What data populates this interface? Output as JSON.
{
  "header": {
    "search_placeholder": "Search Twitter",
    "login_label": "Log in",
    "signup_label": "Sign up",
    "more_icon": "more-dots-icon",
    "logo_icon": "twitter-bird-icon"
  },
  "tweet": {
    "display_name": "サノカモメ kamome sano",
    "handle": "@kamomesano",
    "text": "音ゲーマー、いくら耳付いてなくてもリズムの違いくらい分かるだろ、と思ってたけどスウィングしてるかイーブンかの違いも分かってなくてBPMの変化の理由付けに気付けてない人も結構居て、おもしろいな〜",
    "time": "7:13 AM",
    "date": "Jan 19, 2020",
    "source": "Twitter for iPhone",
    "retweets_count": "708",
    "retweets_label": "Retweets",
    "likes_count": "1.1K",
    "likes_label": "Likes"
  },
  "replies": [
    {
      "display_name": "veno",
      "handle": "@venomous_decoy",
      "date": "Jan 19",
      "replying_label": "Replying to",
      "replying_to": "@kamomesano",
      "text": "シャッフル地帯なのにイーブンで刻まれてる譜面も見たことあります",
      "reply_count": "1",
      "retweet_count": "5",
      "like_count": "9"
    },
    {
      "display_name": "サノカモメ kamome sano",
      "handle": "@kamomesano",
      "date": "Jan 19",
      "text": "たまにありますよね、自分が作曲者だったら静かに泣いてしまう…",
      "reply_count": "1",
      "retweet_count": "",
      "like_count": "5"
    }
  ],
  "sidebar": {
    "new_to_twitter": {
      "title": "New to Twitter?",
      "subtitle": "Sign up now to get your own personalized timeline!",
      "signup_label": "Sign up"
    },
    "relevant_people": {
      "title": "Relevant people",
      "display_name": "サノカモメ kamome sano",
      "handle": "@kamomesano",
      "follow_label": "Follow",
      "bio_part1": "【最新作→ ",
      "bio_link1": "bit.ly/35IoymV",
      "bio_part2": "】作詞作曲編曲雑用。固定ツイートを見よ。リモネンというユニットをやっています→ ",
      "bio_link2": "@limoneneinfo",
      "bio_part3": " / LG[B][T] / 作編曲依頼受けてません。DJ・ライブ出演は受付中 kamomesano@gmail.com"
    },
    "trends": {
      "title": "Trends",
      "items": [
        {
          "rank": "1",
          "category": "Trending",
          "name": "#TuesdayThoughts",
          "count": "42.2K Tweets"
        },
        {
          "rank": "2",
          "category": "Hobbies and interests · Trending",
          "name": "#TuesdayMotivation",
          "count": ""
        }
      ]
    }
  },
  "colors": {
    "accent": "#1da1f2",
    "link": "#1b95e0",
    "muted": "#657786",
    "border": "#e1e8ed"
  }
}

**WHAT IS NEEDED**
Repeat every record, keeping each word and mark exactly as it is.

**RESULT FOR THIS TASK**
What data populates this interface? Output as JSON.
{
  "header": {
    "search_placeholder": "Search Twitter",
    "login_label": "Log in",
    "signup_label": "Sign up",
    "more_icon": "more-dots-icon",
    "logo_icon": "twitter-bird-icon"
  },
  "tweet": {
    "display_name": "サノカモメ kamome sano",
    "handle": "@kamomesano",
    "text": "音ゲーマー、いくら耳付いてなくてもリズムの違いくらい分かるだろ、と思ってたけどスウィングしてるかイーブンかの違いも分かってなくてBPMの変化の理由付けに気付けてない人も結構居て、おもしろいな〜",
    "time": "7:13 AM",
    "date": "Jan 19, 2020",
    "source": "Twitter for iPhone",
    "retweets_count": "708",
    "retweets_label": "Retweets",
    "likes_count": "1.1K",
    "likes_label": "Likes"
  },
  "replies": [
    {
      "display_name": "veno",
      "handle": "@venomous_decoy",
      "date": "Jan 19",
      "replying_label": "Replying to",
      "replying_to": "@kamomesano",
      "text": "シャッフル地帯なのにイーブンで刻まれてる譜面も見たことあります",
      "reply_count": "1",
      "retweet_count": "5",
      "like_count": "9"
    },
    {
      "display_name": "サノカモメ kamome sano",
      "handle": "@kamomesano",
      "date": "Jan 19",
      "text": "たまにありますよね、自分が作曲者だったら静かに泣いてしまう…",
      "reply_count": "1",
      "retweet_count": "",
      "like_count": "5"
    }
  ],
  "sidebar": {
    "new_to_twitter": {
      "title": "New to Twitter?",
      "subtitle": "Sign up now to get your own personalized timeline!",
      "signup_label": "Sign up"
    },
    "relevant_people": {
      "title": "Relevant people",
      "display_name": "サノカモメ kamome sano",
      "handle": "@kamomesano",
      "follow_label": "Follow",
      "bio_part1": "【最新作→ ",
      "bio_link1": "bit.ly/35IoymV",
      "bio_part2": "】作詞作曲編曲雑用。固定ツイートを見よ。リモネンというユニットをやっています→ ",
      "bio_link2": "@limoneneinfo",
      "bio_part3": " / LG[B][T] / 作編曲依頼受けてません。DJ・ライブ出演は受付中 kamomesano@gmail.com"
    },
    "trends": {
      "title": "Trends",
      "items": [
        {
          "rank": "1",
          "category": "Trending",
          "name": "#TuesdayThoughts",
          "count": "42.2K Tweets"
        },
        {
          "rank": "2",
          "category": "Hobbies and interests · Trending",
          "name": "#TuesdayMotivation",
          "count": ""
        }
      ]
    }
  },
  "colors": {
    "accent": "#1da1f2",
    "link": "#1b95e0",
    "muted": "#657786",
    "border": "#e1e8ed"
  }
}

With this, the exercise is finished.